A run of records
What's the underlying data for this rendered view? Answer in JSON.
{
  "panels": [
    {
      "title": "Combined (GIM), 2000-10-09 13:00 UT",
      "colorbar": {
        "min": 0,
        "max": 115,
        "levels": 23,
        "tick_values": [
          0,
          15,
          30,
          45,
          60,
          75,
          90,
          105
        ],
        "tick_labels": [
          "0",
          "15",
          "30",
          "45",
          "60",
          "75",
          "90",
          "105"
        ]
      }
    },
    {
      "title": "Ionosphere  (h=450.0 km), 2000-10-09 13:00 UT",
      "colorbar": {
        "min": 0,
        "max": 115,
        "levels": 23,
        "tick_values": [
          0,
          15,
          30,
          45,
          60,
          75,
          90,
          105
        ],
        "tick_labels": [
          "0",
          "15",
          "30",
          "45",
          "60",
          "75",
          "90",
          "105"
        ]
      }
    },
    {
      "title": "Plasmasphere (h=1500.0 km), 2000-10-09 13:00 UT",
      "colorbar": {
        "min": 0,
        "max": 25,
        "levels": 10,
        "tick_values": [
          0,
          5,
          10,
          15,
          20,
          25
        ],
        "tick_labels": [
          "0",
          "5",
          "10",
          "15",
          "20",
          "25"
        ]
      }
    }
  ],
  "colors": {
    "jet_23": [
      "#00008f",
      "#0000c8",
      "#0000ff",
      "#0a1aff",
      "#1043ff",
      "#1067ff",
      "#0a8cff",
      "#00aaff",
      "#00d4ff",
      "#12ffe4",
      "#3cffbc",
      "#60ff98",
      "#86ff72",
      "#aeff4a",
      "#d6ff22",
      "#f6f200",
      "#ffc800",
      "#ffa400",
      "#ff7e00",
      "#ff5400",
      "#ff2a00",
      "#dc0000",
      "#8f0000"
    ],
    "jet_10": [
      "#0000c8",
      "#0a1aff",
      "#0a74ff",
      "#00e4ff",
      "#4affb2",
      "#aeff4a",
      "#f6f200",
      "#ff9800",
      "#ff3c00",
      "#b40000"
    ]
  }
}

§ **The problem**: How many of the lines above contain the string "title"? Give the number only.

§ **Solution to this problem**: 3